Set exercise:
Pick out and copy every line below that has the word "measurement".

___ Extracted records ___

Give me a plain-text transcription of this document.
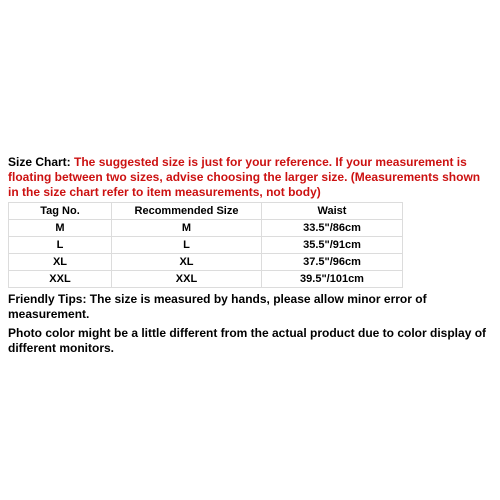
Size Chart: The suggested size is just for your reference. If your measurement is floating between two sizes, advise choosing the larger size. (Measurements shown in the size chart refer to item measurements, not body)

Tag No.	Recommended Size	Waist
M	M	33.5"/86cm
L	L	35.5"/91cm
XL	XL	37.5"/96cm
XXL	XXL	39.5"/101cm

Friendly Tips: The size is measured by hands, please allow minor error of measurement.

Photo color might be a little different from the actual product due to color display of different monitors.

___

Task answer:
Size Chart: The suggested size is just for your reference. If your measurement is floating between two sizes, advise choosing the larger size. (Measurements shown in the size chart refer to item measurements, not body)
Friendly Tips: The size is measured by hands, please allow minor error of measurement.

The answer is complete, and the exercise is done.